- What to produce -
Set down each record exactly as written.

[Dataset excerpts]
▬▬▬▬▬▬▬▬▬▬

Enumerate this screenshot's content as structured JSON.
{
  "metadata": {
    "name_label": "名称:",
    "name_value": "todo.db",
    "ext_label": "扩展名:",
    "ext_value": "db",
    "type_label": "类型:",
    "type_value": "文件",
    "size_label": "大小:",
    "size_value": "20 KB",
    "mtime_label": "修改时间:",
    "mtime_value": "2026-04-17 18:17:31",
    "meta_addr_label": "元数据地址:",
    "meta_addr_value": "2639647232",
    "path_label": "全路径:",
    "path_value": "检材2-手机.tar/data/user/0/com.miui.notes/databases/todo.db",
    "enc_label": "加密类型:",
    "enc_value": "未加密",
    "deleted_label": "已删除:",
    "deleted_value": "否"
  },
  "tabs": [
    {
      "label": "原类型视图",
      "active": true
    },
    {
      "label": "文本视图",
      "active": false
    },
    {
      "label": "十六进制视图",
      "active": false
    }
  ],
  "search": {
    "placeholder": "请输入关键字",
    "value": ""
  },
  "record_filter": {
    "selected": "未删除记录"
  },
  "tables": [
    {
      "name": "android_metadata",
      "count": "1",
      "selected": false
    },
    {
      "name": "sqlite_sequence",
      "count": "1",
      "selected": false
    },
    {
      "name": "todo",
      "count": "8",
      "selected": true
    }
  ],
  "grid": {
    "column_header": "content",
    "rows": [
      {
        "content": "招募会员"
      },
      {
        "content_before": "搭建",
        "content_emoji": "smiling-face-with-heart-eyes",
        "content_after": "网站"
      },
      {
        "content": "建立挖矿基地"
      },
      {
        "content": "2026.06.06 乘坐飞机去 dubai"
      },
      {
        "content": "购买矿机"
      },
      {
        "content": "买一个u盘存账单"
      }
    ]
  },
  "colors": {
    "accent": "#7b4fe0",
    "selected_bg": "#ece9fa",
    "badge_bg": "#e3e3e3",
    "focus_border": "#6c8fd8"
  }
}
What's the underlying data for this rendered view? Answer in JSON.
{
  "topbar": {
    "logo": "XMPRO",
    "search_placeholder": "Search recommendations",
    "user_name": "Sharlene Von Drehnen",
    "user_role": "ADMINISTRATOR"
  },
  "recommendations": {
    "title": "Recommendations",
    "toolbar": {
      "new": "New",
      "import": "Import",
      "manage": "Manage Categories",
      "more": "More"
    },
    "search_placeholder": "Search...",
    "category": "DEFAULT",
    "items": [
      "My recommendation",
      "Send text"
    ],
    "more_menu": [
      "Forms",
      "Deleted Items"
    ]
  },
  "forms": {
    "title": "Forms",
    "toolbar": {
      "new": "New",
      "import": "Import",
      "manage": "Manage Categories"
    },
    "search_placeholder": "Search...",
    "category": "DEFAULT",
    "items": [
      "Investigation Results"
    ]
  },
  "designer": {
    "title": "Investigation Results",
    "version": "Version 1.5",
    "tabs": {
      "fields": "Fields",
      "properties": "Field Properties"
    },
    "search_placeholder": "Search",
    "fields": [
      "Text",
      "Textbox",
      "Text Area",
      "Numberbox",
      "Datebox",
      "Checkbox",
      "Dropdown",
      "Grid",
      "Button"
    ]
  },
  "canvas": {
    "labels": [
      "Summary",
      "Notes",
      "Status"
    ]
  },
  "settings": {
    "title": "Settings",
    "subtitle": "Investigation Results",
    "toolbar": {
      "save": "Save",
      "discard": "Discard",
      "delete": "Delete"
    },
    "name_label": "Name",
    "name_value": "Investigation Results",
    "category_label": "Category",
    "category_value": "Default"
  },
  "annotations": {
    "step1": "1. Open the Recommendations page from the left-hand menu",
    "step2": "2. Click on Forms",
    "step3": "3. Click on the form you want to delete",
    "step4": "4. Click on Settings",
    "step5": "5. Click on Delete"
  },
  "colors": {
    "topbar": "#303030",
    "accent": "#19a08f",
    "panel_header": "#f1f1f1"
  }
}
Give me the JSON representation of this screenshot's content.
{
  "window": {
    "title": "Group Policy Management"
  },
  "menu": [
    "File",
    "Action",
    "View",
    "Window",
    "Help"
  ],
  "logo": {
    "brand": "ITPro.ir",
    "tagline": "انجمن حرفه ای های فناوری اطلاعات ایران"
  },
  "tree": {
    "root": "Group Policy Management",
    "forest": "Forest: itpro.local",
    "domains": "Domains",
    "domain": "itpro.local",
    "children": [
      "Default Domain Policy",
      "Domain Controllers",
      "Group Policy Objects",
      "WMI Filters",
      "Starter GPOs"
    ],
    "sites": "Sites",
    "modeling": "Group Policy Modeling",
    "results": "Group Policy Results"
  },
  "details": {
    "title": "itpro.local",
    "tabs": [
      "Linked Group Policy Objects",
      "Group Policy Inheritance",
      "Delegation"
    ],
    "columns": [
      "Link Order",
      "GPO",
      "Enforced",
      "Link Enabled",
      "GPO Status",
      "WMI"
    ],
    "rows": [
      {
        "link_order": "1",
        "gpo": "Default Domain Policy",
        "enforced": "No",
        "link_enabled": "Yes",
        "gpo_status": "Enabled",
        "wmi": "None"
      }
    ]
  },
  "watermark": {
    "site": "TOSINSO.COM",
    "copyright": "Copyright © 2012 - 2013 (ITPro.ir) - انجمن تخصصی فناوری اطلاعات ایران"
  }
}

▬▬▬▬▬▬▬▬▬▬

- Expected answer -
Enumerate this screenshot's content as structured JSON.
{
  "metadata": {
    "name_label": "名称:",
    "name_value": "todo.db",
    "ext_label": "扩展名:",
    "ext_value": "db",
    "type_label": "类型:",
    "type_value": "文件",
    "size_label": "大小:",
    "size_value": "20 KB",
    "mtime_label": "修改时间:",
    "mtime_value": "2026-04-17 18:17:31",
    "meta_addr_label": "元数据地址:",
    "meta_addr_value": "2639647232",
    "path_label": "全路径:",
    "path_value": "检材2-手机.tar/data/user/0/com.miui.notes/databases/todo.db",
    "enc_label": "加密类型:",
    "enc_value": "未加密",
    "deleted_label": "已删除:",
    "deleted_value": "否"
  },
  "tabs": [
    {
      "label": "原类型视图",
      "active": true
    },
    {
      "label": "文本视图",
      "active": false
    },
    {
      "label": "十六进制视图",
      "active": false
    }
  ],
  "search": {
    "placeholder": "请输入关键字",
    "value": ""
  },
  "record_filter": {
    "selected": "未删除记录"
  },
  "tables": [
    {
      "name": "android_metadata",
      "count": "1",
      "selected": false
    },
    {
      "name": "sqlite_sequence",
      "count": "1",
      "selected": false
    },
    {
      "name": "todo",
      "count": "8",
      "selected": true
    }
  ],
  "grid": {
    "column_header": "content",
    "rows": [
      {
        "content": "招募会员"
      },
      {
        "content_before": "搭建",
        "content_emoji": "smiling-face-with-heart-eyes",
        "content_after": "网站"
      },
      {
        "content": "建立挖矿基地"
      },
      {
        "content": "2026.06.06 乘坐飞机去 dubai"
      },
      {
        "content": "购买矿机"
      },
      {
        "content": "买一个u盘存账单"
      }
    ]
  },
  "colors": {
    "accent": "#7b4fe0",
    "selected_bg": "#ece9fa",
    "badge_bg": "#e3e3e3",
    "focus_border": "#6c8fd8"
  }
}
What's the underlying data for this rendered view? Answer in JSON.
{
  "topbar": {
    "logo": "XMPRO",
    "search_placeholder": "Search recommendations",
    "user_name": "Sharlene Von Drehnen",
    "user_role": "ADMINISTRATOR"
  },
  "recommendations": {
    "title": "Recommendations",
    "toolbar": {
      "new": "New",
      "import": "Import",
      "manage": "Manage Categories",
      "more": "More"
    },
    "search_placeholder": "Search...",
    "category": "DEFAULT",
    "items": [
      "My recommendation",
      "Send text"
    ],
    "more_menu": [
      "Forms",
      "Deleted Items"
    ]
  },
  "forms": {
    "title": "Forms",
    "toolbar": {
      "new": "New",
      "import": "Import",
      "manage": "Manage Categories"
    },
    "search_placeholder": "Search...",
    "category": "DEFAULT",
    "items": [
      "Investigation Results"
    ]
  },
  "designer": {
    "title": "Investigation Results",
    "version": "Version 1.5",
    "tabs": {
      "fields": "Fields",
      "properties": "Field Properties"
    },
    "search_placeholder": "Search",
    "fields": [
      "Text",
      "Textbox",
      "Text Area",
      "Numberbox",
      "Datebox",
      "Checkbox",
      "Dropdown",
      "Grid",
      "Button"
    ]
  },
  "canvas": {
    "labels": [
      "Summary",
      "Notes",
      "Status"
    ]
  },
  "settings": {
    "title": "Settings",
    "subtitle": "Investigation Results",
    "toolbar": {
      "save": "Save",
      "discard": "Discard",
      "delete": "Delete"
    },
    "name_label": "Name",
    "name_value": "Investigation Results",
    "category_label": "Category",
    "category_value": "Default"
  },
  "annotations": {
    "step1": "1. Open the Recommendations page from the left-hand menu",
    "step2": "2. Click on Forms",
    "step3": "3. Click on the form you want to delete",
    "step4": "4. Click on Settings",
    "step5": "5. Click on Delete"
  },
  "colors": {
    "topbar": "#303030",
    "accent": "#19a08f",
    "panel_header": "#f1f1f1"
  }
}
Give me the JSON representation of this screenshot's content.
{
  "window": {
    "title": "Group Policy Management"
  },
  "menu": [
    "File",
    "Action",
    "View",
    "Window",
    "Help"
  ],
  "logo": {
    "brand": "ITPro.ir",
    "tagline": "انجمن حرفه ای های فناوری اطلاعات ایران"
  },
  "tree": {
    "root": "Group Policy Management",
    "forest": "Forest: itpro.local",
    "domains": "Domains",
    "domain": "itpro.local",
    "children": [
      "Default Domain Policy",
      "Domain Controllers",
      "Group Policy Objects",
      "WMI Filters",
      "Starter GPOs"
    ],
    "sites": "Sites",
    "modeling": "Group Policy Modeling",
    "results": "Group Policy Results"
  },
  "details": {
    "title": "itpro.local",
    "tabs": [
      "Linked Group Policy Objects",
      "Group Policy Inheritance",
      "Delegation"
    ],
    "columns": [
      "Link Order",
      "GPO",
      "Enforced",
      "Link Enabled",
      "GPO Status",
      "WMI"
    ],
    "rows": [
      {
        "link_order": "1",
        "gpo": "Default Domain Policy",
        "enforced": "No",
        "link_enabled": "Yes",
        "gpo_status": "Enabled",
        "wmi": "None"
      }
    ]
  },
  "watermark": {
    "site": "TOSINSO.COM",
    "copyright": "Copyright © 2012 - 2013 (ITPro.ir) - انجمن تخصصی فناوری اطلاعات ایران"
  }
}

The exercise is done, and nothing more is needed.